#### Supplied data
"""

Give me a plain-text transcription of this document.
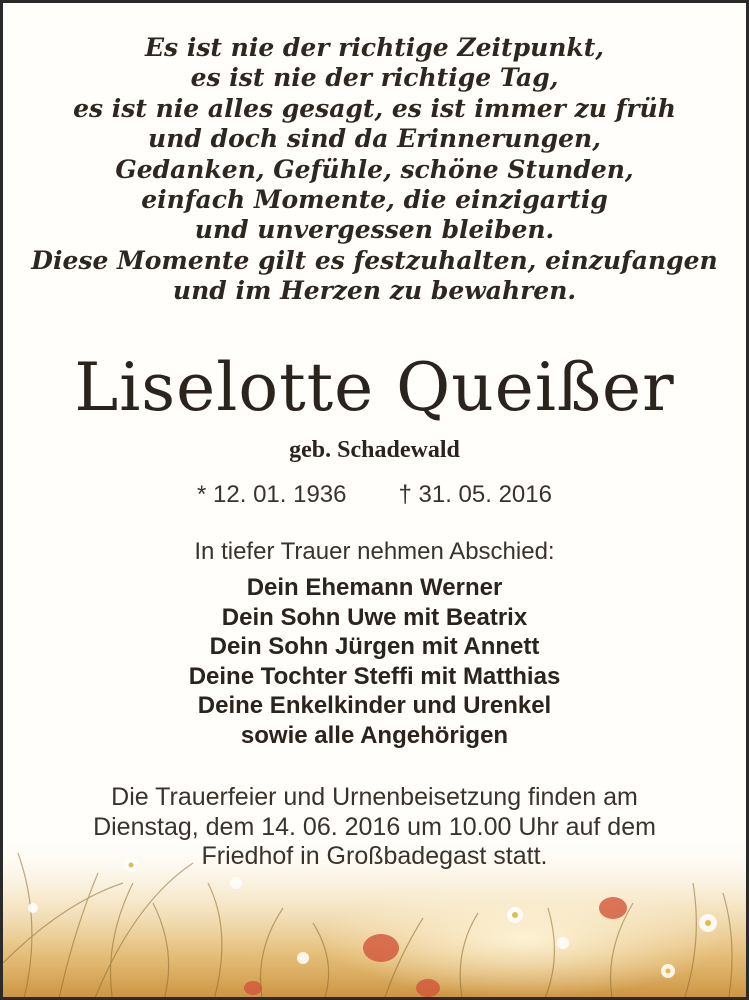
Es ist nie der richtige Zeitpunkt,
es ist nie der richtige Tag,
es ist nie alles gesagt, es ist immer zu früh
und doch sind da Erinnerungen,
Gedanken, Gefühle, schöne Stunden,
einfach Momente, die einzigartig
und unvergessen bleiben.
Diese Momente gilt es festzuhalten, einzufangen
und im Herzen zu bewahren.
Liselotte Queißer
geb. Schadewald
* 12. 01. 1936 † 31. 05. 2016
In tiefer Trauer nehmen Abschied:
Dein Ehemann Werner
Dein Sohn Uwe mit Beatrix
Dein Sohn Jürgen mit Annett
Deine Tochter Steffi mit Matthias
Deine Enkelkinder und Urenkel
sowie alle Angehörigen
Die Trauerfeier und Urnenbeisetzung finden am
Dienstag, dem 14. 06. 2016 um 10.00 Uhr auf dem
Friedhof in Großbadegast statt.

"""

#### Task instructions
Search the entries for the word "Sohn", then gather every line that has it.

#### Answer to the problem
Dein Sohn Uwe mit Beatrix
Dein Sohn Jürgen mit Annett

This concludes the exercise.